--- Data entries ---
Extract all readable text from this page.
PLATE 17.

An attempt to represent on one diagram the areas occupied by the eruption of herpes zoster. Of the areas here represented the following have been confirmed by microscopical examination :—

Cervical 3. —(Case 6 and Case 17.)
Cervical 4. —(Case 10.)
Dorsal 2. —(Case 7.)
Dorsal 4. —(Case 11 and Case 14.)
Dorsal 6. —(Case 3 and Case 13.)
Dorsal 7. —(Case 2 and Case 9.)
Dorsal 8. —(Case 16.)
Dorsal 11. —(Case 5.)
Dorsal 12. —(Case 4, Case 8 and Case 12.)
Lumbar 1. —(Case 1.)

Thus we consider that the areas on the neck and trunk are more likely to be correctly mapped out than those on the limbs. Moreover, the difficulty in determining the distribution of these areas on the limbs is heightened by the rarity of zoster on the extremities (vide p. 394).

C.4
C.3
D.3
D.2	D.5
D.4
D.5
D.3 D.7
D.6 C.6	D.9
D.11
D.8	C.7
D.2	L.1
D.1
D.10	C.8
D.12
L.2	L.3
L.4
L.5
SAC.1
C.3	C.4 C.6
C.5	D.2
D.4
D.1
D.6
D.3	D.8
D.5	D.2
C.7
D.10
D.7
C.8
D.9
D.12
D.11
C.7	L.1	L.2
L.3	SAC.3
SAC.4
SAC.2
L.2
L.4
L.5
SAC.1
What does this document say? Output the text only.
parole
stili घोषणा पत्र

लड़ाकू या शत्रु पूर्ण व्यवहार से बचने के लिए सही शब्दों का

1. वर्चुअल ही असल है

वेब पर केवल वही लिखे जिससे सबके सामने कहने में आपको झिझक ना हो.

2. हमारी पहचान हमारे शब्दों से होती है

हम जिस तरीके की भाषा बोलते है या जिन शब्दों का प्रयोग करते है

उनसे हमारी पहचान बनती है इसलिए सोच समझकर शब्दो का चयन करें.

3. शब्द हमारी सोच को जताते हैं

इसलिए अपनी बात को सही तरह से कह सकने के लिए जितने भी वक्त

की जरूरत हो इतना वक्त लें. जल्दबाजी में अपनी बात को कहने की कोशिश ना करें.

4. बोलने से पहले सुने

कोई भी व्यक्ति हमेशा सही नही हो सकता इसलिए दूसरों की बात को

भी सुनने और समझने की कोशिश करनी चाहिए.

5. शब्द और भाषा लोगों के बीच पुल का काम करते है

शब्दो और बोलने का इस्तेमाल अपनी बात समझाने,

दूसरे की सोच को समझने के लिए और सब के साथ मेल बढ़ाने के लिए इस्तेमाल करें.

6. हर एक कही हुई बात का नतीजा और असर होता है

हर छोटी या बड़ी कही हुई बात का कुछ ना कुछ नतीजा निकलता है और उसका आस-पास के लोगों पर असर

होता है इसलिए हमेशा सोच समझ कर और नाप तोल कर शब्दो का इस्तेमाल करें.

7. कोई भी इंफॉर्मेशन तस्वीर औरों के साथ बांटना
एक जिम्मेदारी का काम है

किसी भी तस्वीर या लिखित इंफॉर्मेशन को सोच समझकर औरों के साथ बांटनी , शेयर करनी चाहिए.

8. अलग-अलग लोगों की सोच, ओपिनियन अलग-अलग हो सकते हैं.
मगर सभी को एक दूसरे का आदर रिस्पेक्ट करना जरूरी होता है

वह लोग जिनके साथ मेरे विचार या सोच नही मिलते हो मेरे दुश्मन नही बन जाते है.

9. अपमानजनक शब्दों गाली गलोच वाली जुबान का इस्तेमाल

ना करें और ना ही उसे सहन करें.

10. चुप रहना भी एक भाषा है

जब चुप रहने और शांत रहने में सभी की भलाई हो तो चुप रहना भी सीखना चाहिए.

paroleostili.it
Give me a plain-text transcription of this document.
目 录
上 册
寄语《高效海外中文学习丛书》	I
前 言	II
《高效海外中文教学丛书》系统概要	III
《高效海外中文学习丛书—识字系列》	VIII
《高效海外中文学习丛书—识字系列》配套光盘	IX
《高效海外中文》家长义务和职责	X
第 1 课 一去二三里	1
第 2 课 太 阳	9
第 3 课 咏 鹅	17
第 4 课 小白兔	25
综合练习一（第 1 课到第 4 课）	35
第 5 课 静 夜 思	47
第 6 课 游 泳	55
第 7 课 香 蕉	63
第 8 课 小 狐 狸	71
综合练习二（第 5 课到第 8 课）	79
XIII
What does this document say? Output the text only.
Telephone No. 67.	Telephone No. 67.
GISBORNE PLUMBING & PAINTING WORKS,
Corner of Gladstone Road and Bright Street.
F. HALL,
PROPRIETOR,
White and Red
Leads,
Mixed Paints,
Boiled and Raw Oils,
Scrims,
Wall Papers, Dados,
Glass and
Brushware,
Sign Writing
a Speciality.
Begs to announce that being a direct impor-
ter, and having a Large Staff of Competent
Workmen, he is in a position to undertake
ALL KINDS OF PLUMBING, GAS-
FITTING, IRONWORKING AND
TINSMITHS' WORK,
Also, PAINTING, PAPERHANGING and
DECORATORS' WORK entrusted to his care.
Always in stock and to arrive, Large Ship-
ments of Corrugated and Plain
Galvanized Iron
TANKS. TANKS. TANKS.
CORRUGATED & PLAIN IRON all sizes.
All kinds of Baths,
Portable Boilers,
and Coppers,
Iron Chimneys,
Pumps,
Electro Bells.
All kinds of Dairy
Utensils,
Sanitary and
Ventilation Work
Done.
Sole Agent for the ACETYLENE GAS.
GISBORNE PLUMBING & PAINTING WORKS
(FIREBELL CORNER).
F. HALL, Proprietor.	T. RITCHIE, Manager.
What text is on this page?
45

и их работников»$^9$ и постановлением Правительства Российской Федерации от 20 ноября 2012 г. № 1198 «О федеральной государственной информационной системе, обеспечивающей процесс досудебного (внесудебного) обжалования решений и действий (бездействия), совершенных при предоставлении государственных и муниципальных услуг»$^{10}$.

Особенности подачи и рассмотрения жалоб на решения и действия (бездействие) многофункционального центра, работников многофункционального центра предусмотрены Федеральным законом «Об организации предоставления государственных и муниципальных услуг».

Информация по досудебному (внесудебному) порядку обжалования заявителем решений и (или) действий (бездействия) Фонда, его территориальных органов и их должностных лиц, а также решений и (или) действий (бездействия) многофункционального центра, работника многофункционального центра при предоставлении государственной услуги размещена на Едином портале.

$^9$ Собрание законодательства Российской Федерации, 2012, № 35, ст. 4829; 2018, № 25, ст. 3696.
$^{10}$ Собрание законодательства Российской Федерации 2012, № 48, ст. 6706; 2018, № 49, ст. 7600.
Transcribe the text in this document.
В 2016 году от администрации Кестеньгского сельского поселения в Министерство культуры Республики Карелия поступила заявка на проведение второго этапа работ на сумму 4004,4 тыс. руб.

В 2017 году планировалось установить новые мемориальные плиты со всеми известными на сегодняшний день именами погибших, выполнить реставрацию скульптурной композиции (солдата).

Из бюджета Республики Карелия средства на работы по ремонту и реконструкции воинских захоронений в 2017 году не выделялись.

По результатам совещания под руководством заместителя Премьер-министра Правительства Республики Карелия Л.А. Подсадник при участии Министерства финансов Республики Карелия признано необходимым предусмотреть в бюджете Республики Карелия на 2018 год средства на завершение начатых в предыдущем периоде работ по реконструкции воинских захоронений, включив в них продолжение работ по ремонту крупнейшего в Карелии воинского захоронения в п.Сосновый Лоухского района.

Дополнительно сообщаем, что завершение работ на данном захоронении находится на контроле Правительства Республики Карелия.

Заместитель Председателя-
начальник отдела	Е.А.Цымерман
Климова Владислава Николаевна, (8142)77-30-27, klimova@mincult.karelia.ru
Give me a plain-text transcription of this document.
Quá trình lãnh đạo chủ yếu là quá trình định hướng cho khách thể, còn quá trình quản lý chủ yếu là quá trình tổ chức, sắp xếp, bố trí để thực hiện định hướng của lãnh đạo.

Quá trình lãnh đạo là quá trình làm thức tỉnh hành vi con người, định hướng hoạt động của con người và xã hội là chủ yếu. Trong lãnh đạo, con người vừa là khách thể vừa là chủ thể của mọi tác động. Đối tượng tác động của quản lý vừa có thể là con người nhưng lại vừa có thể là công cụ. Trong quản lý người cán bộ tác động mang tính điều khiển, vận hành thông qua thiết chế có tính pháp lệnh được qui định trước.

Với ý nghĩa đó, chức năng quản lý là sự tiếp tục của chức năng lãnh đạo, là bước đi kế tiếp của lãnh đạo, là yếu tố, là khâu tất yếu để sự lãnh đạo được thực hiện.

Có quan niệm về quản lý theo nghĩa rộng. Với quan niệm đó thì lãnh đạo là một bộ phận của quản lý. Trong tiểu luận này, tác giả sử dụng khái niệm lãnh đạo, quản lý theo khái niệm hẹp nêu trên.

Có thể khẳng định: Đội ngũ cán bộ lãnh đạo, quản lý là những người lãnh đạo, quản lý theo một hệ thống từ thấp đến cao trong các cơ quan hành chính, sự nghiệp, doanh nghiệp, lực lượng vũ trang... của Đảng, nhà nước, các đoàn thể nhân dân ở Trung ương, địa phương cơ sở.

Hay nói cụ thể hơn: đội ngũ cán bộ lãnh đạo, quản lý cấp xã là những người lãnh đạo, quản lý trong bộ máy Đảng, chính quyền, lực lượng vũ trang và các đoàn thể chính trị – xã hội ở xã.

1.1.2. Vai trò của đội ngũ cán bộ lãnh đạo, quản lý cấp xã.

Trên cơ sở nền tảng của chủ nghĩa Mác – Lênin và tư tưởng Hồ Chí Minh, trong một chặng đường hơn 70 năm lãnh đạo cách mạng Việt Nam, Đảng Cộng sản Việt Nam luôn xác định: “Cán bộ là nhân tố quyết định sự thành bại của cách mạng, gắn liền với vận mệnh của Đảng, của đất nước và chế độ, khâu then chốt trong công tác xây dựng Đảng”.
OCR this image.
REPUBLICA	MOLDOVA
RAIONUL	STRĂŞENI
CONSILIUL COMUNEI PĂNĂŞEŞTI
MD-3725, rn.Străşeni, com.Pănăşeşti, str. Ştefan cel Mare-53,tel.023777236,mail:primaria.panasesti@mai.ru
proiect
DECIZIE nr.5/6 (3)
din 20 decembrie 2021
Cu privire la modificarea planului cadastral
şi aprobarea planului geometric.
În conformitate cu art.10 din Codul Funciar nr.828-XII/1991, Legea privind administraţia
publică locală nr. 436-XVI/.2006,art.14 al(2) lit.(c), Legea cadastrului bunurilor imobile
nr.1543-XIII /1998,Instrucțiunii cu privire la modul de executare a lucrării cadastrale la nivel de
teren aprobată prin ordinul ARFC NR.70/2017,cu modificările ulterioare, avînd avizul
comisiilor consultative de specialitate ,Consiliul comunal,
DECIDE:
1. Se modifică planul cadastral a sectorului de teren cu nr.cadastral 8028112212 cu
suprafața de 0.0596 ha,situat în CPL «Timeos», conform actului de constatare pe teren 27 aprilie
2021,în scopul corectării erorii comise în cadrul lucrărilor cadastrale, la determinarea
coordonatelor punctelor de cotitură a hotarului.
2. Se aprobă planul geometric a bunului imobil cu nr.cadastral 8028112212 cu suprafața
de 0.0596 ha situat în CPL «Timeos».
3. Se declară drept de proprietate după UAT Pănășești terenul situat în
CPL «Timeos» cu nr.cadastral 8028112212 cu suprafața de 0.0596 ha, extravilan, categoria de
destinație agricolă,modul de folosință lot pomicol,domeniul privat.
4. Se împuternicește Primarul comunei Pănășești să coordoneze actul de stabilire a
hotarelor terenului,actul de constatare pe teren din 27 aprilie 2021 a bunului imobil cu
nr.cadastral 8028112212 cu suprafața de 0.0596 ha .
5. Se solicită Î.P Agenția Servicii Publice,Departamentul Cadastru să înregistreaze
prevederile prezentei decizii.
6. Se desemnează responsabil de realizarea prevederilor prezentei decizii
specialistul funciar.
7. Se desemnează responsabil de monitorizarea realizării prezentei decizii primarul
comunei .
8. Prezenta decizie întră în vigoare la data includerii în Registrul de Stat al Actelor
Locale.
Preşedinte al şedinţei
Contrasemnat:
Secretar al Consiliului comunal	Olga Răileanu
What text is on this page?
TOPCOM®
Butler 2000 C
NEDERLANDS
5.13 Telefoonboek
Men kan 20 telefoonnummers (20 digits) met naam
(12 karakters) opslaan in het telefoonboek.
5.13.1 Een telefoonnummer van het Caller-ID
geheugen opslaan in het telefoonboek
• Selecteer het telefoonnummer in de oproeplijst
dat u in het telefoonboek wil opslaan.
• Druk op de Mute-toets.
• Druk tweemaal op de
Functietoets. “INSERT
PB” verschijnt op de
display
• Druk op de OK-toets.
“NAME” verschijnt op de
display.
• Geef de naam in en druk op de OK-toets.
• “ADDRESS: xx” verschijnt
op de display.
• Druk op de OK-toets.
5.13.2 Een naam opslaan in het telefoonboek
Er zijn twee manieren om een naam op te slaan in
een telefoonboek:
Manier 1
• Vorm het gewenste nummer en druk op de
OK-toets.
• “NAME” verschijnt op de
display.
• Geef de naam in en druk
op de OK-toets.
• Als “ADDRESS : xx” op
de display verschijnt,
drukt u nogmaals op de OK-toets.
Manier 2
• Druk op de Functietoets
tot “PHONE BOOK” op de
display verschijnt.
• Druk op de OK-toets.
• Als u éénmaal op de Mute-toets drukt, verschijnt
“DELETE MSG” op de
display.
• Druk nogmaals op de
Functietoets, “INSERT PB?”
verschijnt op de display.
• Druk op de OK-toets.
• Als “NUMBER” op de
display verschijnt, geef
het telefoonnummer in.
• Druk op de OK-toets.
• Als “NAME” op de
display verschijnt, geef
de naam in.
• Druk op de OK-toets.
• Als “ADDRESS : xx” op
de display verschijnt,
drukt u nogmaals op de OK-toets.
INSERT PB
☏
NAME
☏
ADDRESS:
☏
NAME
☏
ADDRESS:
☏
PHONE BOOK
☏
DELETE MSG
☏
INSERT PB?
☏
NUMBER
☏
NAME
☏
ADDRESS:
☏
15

--- What you will do ---
Copy all the lines above that hold the string "Functietoets".

--- Answer in full ---
Functietoets. “INSERT
• Druk op de Functietoets
Functietoets, “INSERT PB?”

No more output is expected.